_PROVIDED ENTRIES:_
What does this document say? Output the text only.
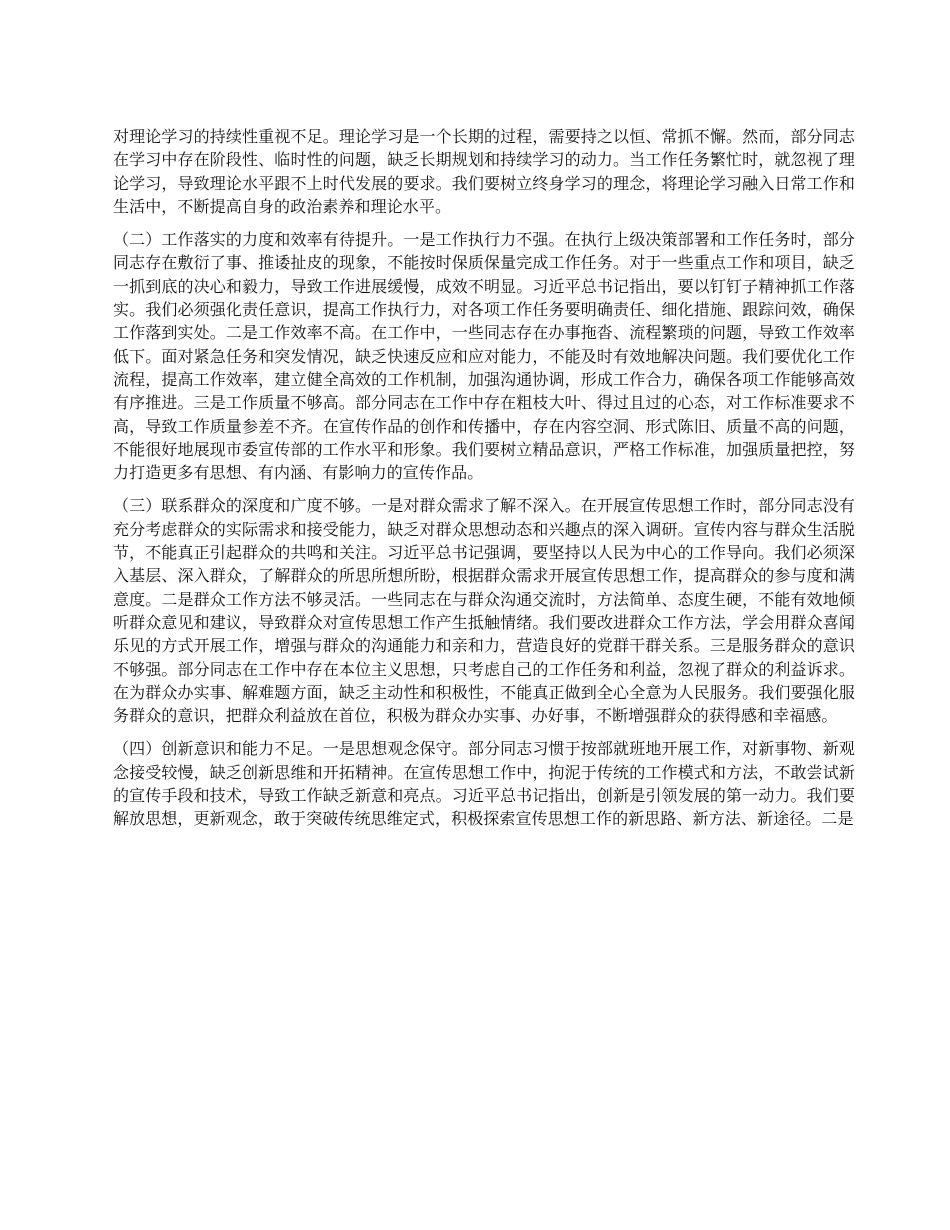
对理论学习的持续性重视不足。理论学习是一个长期的过程，需要持之以恒、常抓不懈。然而，部分同志在学习中存在阶段性、临时性的问题，缺乏长期规划和持续学习的动力。当工作任务繁忙时，就忽视了理论学习，导致理论水平跟不上时代发展的要求。我们要树立终身学习的理念，将理论学习融入日常工作和生活中，不断提高自身的政治素养和理论水平。

（二）工作落实的力度和效率有待提升。一是工作执行力不强。在执行上级决策部署和工作任务时，部分同志存在敷衍了事、推诿扯皮的现象，不能按时保质保量完成工作任务。对于一些重点工作和项目，缺乏一抓到底的决心和毅力，导致工作进展缓慢，成效不明显。习近平总书记指出，要以钉钉子精神抓工作落实。我们必须强化责任意识，提高工作执行力，对各项工作任务要明确责任、细化措施、跟踪问效，确保工作落到实处。二是工作效率不高。在工作中，一些同志存在办事拖沓、流程繁琐的问题，导致工作效率低下。面对紧急任务和突发情况，缺乏快速反应和应对能力，不能及时有效地解决问题。我们要优化工作流程，提高工作效率，建立健全高效的工作机制，加强沟通协调，形成工作合力，确保各项工作能够高效有序推进。三是工作质量不够高。部分同志在工作中存在粗枝大叶、得过且过的心态，对工作标准要求不高，导致工作质量参差不齐。在宣传作品的创作和传播中，存在内容空洞、形式陈旧、质量不高的问题，不能很好地展现市委宣传部的工作水平和形象。我们要树立精品意识，严格工作标准，加强质量把控，努力打造更多有思想、有内涵、有影响力的宣传作品。

（三）联系群众的深度和广度不够。一是对群众需求了解不深入。在开展宣传思想工作时，部分同志没有充分考虑群众的实际需求和接受能力，缺乏对群众思想动态和兴趣点的深入调研。宣传内容与群众生活脱节，不能真正引起群众的共鸣和关注。习近平总书记强调，要坚持以人民为中心的工作导向。我们必须深入基层、深入群众，了解群众的所思所想所盼，根据群众需求开展宣传思想工作，提高群众的参与度和满意度。二是群众工作方法不够灵活。一些同志在与群众沟通交流时，方法简单、态度生硬，不能有效地倾听群众意见和建议，导致群众对宣传思想工作产生抵触情绪。我们要改进群众工作方法，学会用群众喜闻乐见的方式开展工作，增强与群众的沟通能力和亲和力，营造良好的党群干群关系。三是服务群众的意识不够强。部分同志在工作中存在本位主义思想，只考虑自己的工作任务和利益，忽视了群众的利益诉求。在为群众办实事、解难题方面，缺乏主动性和积极性，不能真正做到全心全意为人民服务。我们要强化服务群众的意识，把群众利益放在首位，积极为群众办实事、办好事，不断增强群众的获得感和幸福感。

（四）创新意识和能力不足。一是思想观念保守。部分同志习惯于按部就班地开展工作，对新事物、新观念接受较慢，缺乏创新思维和开拓精神。在宣传思想工作中，拘泥于传统的工作模式和方法，不敢尝试新的宣传手段和技术，导致工作缺乏新意和亮点。习近平总书记指出，创新是引领发展的第一动力。我们要解放思想，更新观念，敢于突破传统思维定式，积极探索宣传思想工作的新思路、新方法、新途径。二是
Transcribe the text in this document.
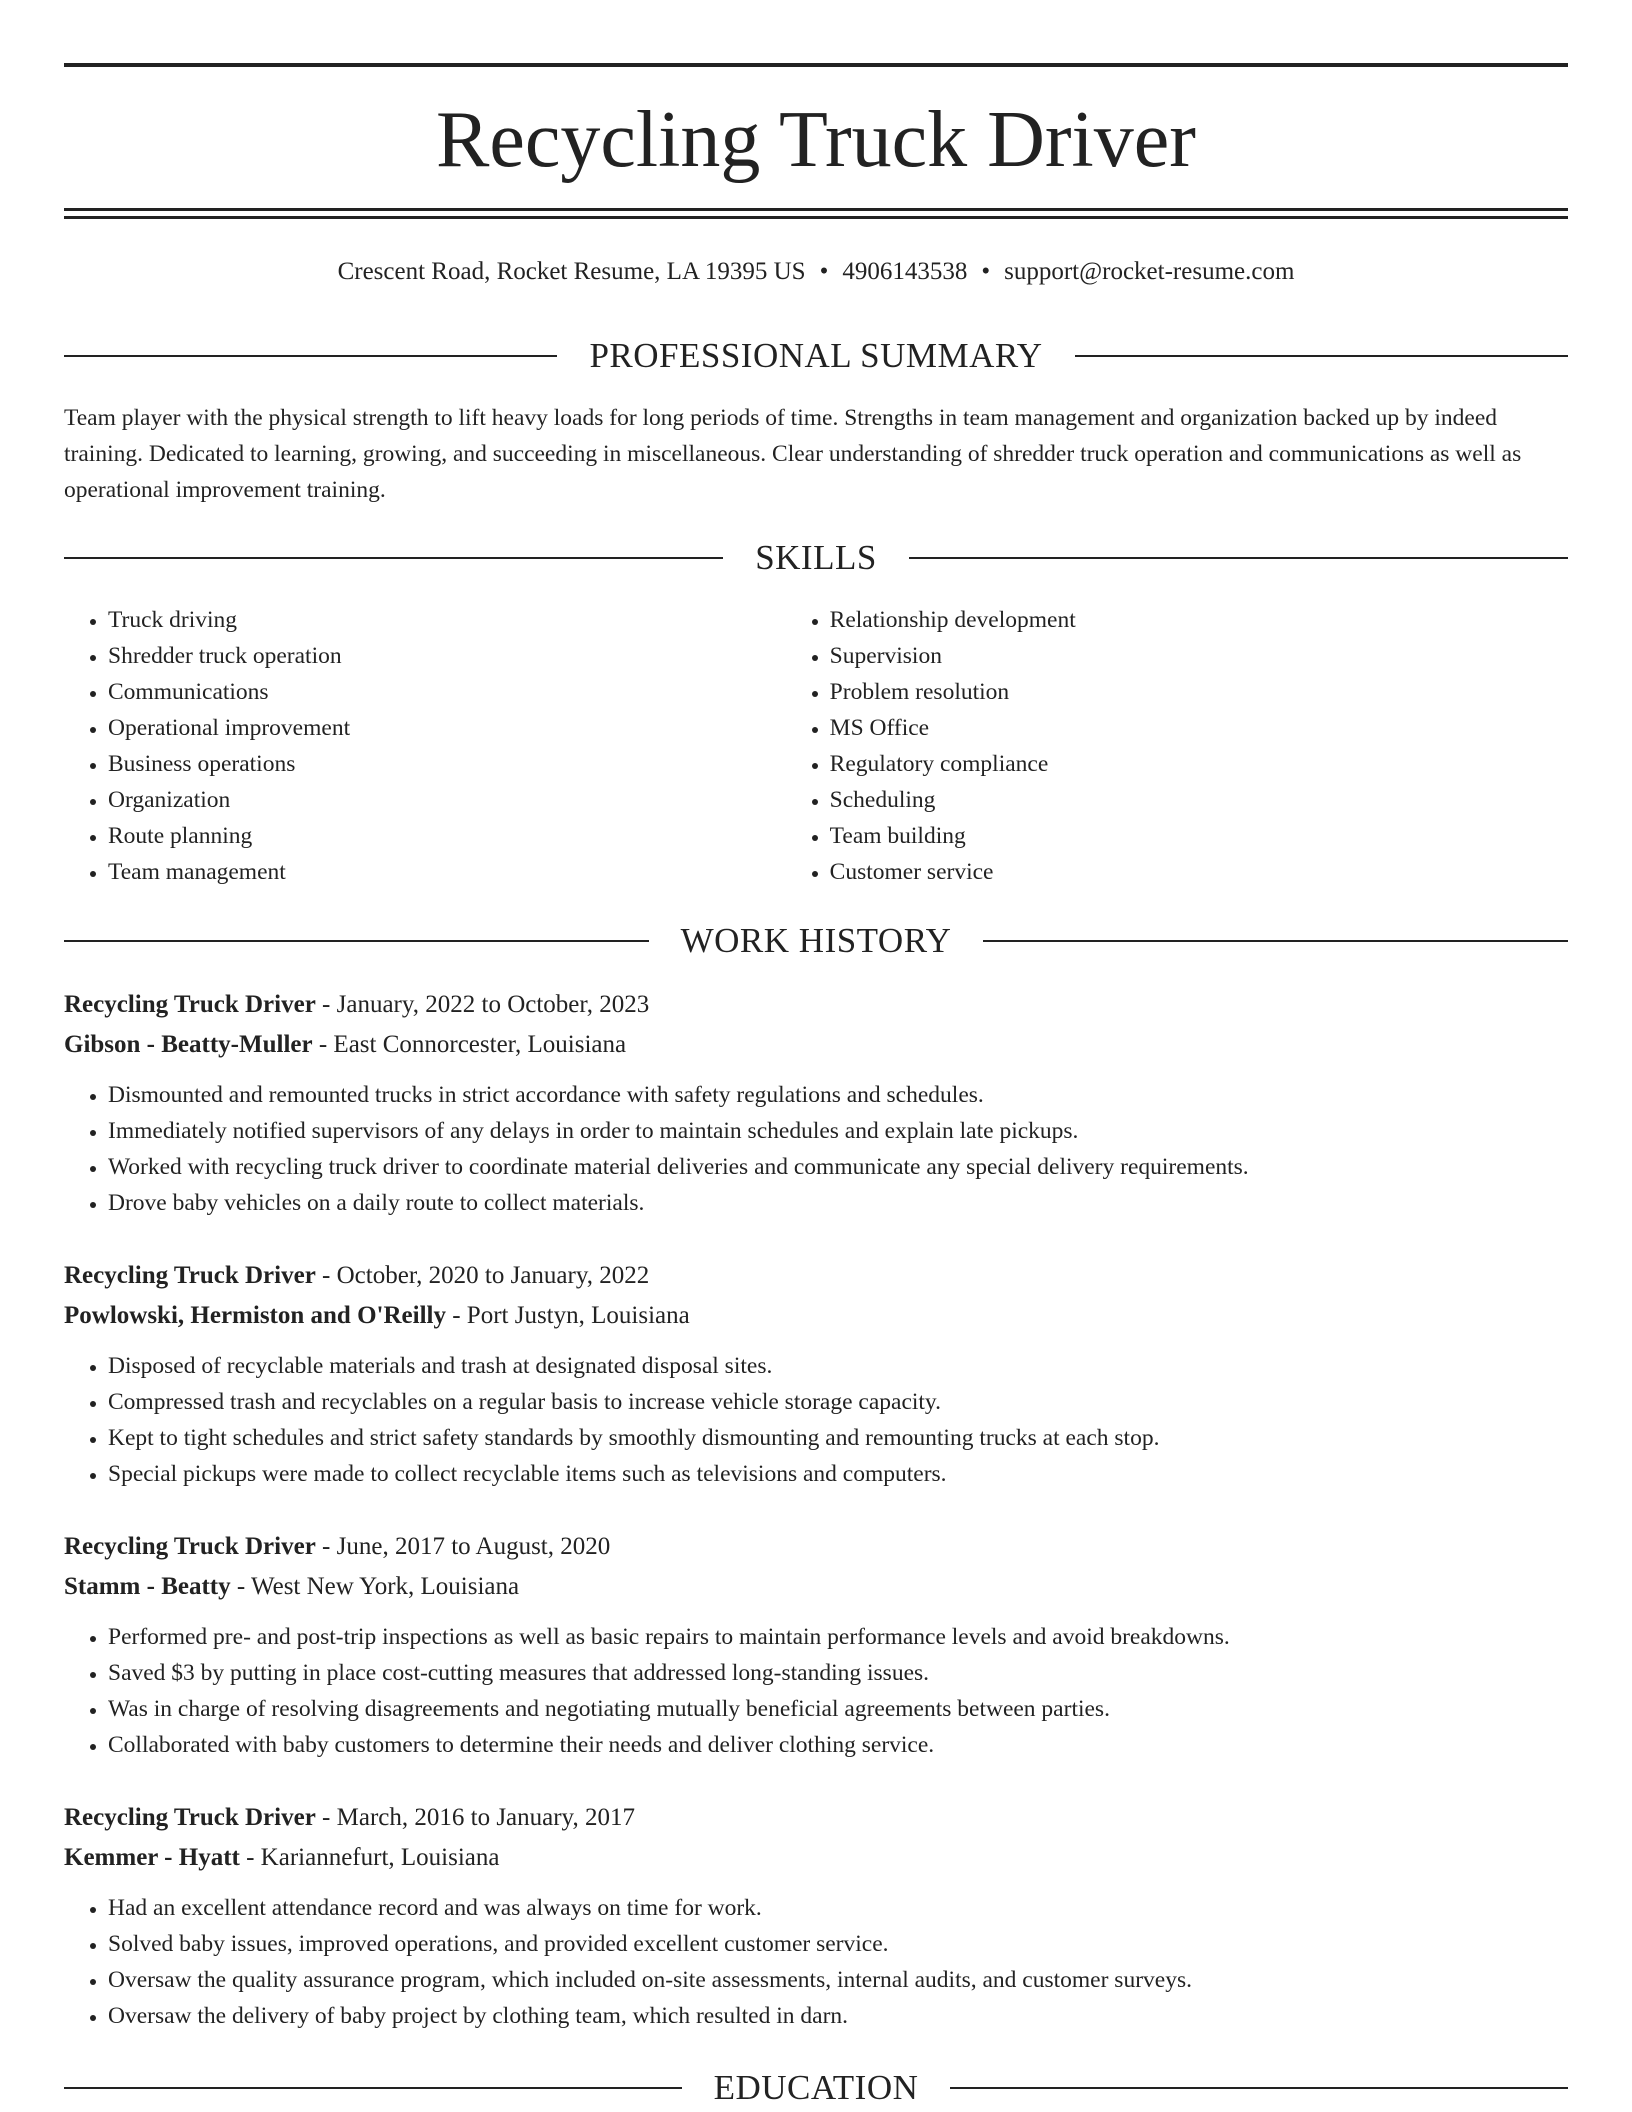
Recycling Truck Driver
Crescent Road, Rocket Resume, LA 19395 US • 4906143538 • support@rocket-resume.com
PROFESSIONAL SUMMARY

Team player with the physical strength to lift heavy loads for long periods of time. Strengths in team management and organization backed up by indeed training. Dedicated to learning, growing, and succeeding in miscellaneous. Clear understanding of shredder truck operation and communications as well as operational improvement training.

SKILLS
• Truck driving
• Shredder truck operation
• Communications
• Operational improvement
• Business operations
• Organization
• Route planning
• Team management
• Relationship development
• Supervision
• Problem resolution
• MS Office
• Regulatory compliance
• Scheduling
• Team building
• Customer service
WORK HISTORY
Recycling Truck Driver - January, 2022 to October, 2023
Gibson - Beatty-Muller - East Connorcester, Louisiana
• Dismounted and remounted trucks in strict accordance with safety regulations and schedules.
• Immediately notified supervisors of any delays in order to maintain schedules and explain late pickups.
• Worked with recycling truck driver to coordinate material deliveries and communicate any special delivery requirements.
• Drove baby vehicles on a daily route to collect materials.
Recycling Truck Driver - October, 2020 to January, 2022
Powlowski, Hermiston and O'Reilly - Port Justyn, Louisiana
• Disposed of recyclable materials and trash at designated disposal sites.
• Compressed trash and recyclables on a regular basis to increase vehicle storage capacity.
• Kept to tight schedules and strict safety standards by smoothly dismounting and remounting trucks at each stop.
• Special pickups were made to collect recyclable items such as televisions and computers.
Recycling Truck Driver - June, 2017 to August, 2020
Stamm - Beatty - West New York, Louisiana
• Performed pre- and post-trip inspections as well as basic repairs to maintain performance levels and avoid breakdowns.
• Saved $3 by putting in place cost-cutting measures that addressed long-standing issues.
• Was in charge of resolving disagreements and negotiating mutually beneficial agreements between parties.
• Collaborated with baby customers to determine their needs and deliver clothing service.
Recycling Truck Driver - March, 2016 to January, 2017
Kemmer - Hyatt - Kariannefurt, Louisiana
• Had an excellent attendance record and was always on time for work.
• Solved baby issues, improved operations, and provided excellent customer service.
• Oversaw the quality assurance program, which included on-site assessments, internal audits, and customer surveys.
• Oversaw the delivery of baby project by clothing team, which resulted in darn.
EDUCATION
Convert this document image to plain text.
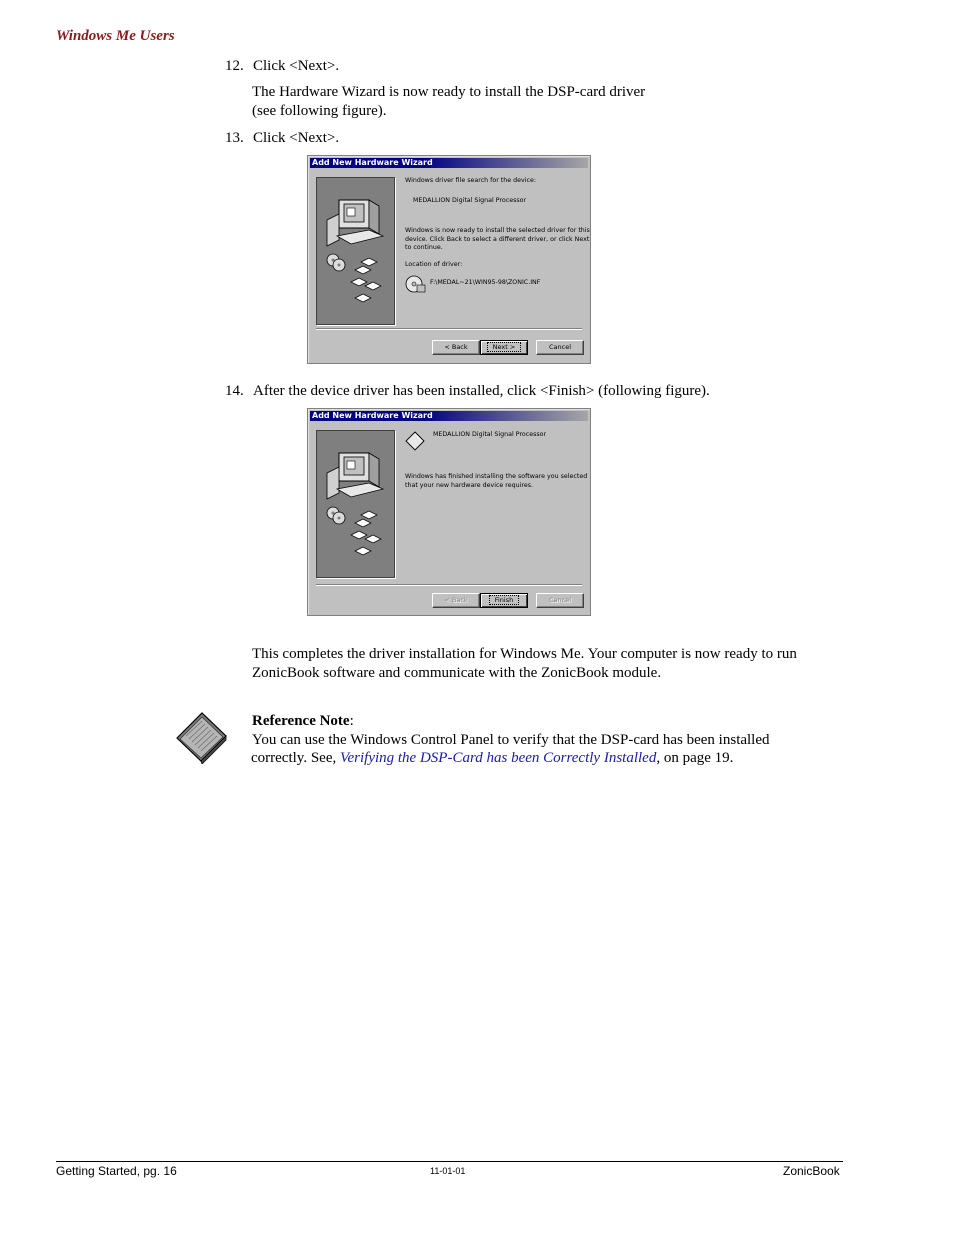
Windows Me Users
12. Click <Next>.
The Hardware Wizard is now ready to install the DSP-card driver
(see following figure).
13. Click <Next>.
Add New Hardware Wizard
Windows driver file search for the device:
MEDALLION Digital Signal Processor
Windows is now ready to install the selected driver for this
device. Click Back to select a different driver, or click Next
to continue.
Location of driver:
F:\MEDAL~21\WIN95-98\ZONIC.INF
< Back	Next >	Cancel
14. After the device driver has been installed, click <Finish> (following figure).
Add New Hardware Wizard
MEDALLION Digital Signal Processor
Windows has finished installing the software you selected
that your new hardware device requires.
< Back	Finish	Cancel
This completes the driver installation for Windows Me. Your computer is now ready to run
ZonicBook software and communicate with the ZonicBook module.
Reference Note:
You can use the Windows Control Panel to verify that the DSP-card has been installed
correctly. See, Verifying the DSP-Card has been Correctly Installed, on page 19.
Getting Started, pg. 16	11-01-01	ZonicBook
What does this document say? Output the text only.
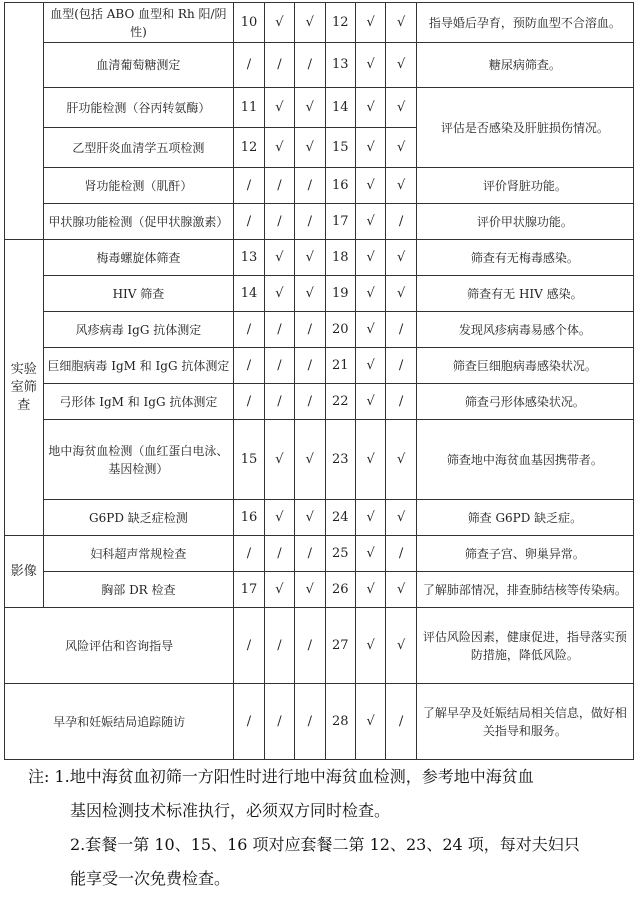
	血型(包括 ABO 血型和 Rh 阳/阴性)	10	√	√	12	√	√	指导婚后孕育，预防血型不合溶血。
	血清葡萄糖测定	/	/	/	13	√	√	糖尿病筛查。
	肝功能检测（谷丙转氨酶）	11	√	√	14	√	√	评估是否感染及肝脏损伤情况。
	乙型肝炎血清学五项检测	12	√	√	15	√	√	
	肾功能检测（肌酐）	/	/	/	16	√	√	评价肾脏功能。
	甲状腺功能检测（促甲状腺激素）	/	/	/	17	√	/	评价甲状腺功能。
实验室筛查	梅毒螺旋体筛查	13	√	√	18	√	√	筛查有无梅毒感染。
	HIV 筛查	14	√	√	19	√	√	筛查有无 HIV 感染。
	风疹病毒 IgG 抗体测定	/	/	/	20	√	/	发现风疹病毒易感个体。
	巨细胞病毒 IgM 和 IgG 抗体测定	/	/	/	21	√	/	筛查巨细胞病毒感染状况。
	弓形体 IgM 和 IgG 抗体测定	/	/	/	22	√	/	筛查弓形体感染状况。
	地中海贫血检测（血红蛋白电泳、基因检测）	15	√	√	23	√	√	筛查地中海贫血基因携带者。
	G6PD 缺乏症检测	16	√	√	24	√	√	筛查 G6PD 缺乏症。
影像	妇科超声常规检查	/	/	/	25	√	/	筛查子宫、卵巢异常。
	胸部 DR 检查	17	√	√	26	√	√	了解肺部情况，排查肺结核等传染病。
风险评估和咨询指导		/	/	/	27	√	√	评估风险因素，健康促进，指导落实预防措施，降低风险。
早孕和妊娠结局追踪随访		/	/	/	28	√	/	了解早孕及妊娠结局相关信息，做好相关指导和服务。
注: 1.地中海贫血初筛一方阳性时进行地中海贫血检测，参考地中海贫血
基因检测技术标准执行，必须双方同时检查。
2.套餐一第 10、15、16 项对应套餐二第 12、23、24 项，每对夫妇只
能享受一次免费检查。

_EXERCISE REQUIREMENTS:_
Report every line containing the word "materials" from the listing above.

_OUTPUT FOR THIS TASK:_
• Drove baby vehicles on a daily route to collect materials.
• Disposed of recyclable materials and trash at designated disposal sites.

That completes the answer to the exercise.